### Excerto selecionado
—————

Para a Aliança Atlântica a mulher nazi representa uma «combatente da liberdade», tal como os ucranianos do Leste, resistentes à limpeza étnica, são «terroristas». Ao mesmo nível, por certo, dos «terroristas» palestinianos que resistem à matança, ao apartheid e ao confisco das suas terras.»

«Os governantes europeus – os norte-americanos nem se dão a esse trabalho – e a comunicação social amestrada pretendem minimizar essas práticas fazendo crer que a presença nazi é insignificante no poder ucraniano.

Isso é totalmente falso e pretende esconder um colaboracionismo europeu e norte-americano com o nazismo para transformarem a Ucrânia numa ponta de lança contra a Rússia, enfraquecendo economicamente este país, isolando-o e tentando impedir que seja um empecilho à estratégia globalista conduzida no quadro do uniteralismo como ordem mundial inquestionável.»

—————

### Dados de reconhecimento da estrutura de documentos
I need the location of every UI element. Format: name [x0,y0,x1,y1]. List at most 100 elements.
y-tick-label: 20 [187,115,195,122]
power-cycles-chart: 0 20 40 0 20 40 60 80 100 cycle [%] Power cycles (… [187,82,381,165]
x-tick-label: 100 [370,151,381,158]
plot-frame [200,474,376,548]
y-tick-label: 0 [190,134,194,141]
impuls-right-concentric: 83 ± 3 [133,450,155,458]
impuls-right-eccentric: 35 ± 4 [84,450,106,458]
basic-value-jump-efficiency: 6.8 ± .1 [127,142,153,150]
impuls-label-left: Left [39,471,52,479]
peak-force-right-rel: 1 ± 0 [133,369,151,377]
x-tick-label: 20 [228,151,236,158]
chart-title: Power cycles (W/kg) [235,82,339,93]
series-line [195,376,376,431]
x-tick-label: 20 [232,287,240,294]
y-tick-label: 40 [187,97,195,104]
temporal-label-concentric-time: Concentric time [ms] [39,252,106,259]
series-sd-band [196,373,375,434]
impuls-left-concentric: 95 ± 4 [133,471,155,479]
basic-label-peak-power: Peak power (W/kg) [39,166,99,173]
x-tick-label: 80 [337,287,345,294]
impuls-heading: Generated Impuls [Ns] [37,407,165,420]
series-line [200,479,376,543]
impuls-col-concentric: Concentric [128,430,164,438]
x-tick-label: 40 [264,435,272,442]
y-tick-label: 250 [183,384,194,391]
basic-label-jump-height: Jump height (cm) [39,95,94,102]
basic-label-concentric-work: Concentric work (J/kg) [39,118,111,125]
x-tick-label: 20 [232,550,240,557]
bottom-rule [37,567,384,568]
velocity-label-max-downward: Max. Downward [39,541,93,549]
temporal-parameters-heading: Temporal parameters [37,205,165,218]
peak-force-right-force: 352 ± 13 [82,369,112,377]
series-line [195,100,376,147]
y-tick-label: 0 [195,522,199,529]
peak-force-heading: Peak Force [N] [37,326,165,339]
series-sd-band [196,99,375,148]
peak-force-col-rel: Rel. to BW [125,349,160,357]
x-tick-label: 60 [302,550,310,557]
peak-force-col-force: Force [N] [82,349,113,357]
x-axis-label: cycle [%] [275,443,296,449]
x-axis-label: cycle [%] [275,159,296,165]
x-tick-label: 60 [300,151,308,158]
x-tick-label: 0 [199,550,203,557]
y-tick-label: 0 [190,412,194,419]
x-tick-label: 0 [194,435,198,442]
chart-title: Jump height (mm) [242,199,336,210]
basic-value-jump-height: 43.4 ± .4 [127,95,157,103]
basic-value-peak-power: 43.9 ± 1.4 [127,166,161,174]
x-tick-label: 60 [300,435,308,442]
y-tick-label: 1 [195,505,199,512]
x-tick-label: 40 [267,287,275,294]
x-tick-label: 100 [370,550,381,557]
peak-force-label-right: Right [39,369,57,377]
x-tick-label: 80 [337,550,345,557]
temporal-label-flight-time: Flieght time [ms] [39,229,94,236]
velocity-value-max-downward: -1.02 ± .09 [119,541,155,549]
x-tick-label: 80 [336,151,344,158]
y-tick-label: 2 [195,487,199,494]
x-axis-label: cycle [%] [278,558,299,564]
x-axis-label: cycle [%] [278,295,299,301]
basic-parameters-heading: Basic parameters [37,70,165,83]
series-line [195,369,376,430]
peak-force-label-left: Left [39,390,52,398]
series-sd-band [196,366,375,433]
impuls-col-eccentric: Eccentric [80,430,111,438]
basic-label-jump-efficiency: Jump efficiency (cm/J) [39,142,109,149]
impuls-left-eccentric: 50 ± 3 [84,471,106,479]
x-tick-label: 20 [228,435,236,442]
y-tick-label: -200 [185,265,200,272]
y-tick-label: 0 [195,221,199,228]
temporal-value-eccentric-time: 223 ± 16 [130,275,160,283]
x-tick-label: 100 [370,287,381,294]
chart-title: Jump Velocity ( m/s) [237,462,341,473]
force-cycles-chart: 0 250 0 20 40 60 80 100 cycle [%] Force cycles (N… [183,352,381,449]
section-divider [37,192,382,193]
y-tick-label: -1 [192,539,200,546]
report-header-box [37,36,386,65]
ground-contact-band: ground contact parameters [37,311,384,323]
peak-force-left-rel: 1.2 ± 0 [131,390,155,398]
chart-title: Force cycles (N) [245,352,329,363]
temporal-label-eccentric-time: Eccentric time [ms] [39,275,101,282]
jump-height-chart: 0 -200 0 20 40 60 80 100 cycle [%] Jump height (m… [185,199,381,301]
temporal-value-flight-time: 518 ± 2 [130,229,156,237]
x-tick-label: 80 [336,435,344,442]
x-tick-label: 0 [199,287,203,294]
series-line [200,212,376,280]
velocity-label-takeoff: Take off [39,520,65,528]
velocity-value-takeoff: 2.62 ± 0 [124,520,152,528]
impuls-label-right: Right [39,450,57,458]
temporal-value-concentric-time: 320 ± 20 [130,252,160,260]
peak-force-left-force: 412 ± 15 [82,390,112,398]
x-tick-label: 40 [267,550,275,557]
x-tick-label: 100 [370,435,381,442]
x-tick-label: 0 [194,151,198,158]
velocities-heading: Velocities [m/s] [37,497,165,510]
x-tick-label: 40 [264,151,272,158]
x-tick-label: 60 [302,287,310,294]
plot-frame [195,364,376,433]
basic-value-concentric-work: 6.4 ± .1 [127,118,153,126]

—————

### Tarefa a realizar
Segundo o excerto selecionado, o que pretendem fazer crer os governantes europeus e a comunicação social amestrada?

### Resposta
Que a presença nazi é insignificante no poder ucraniano.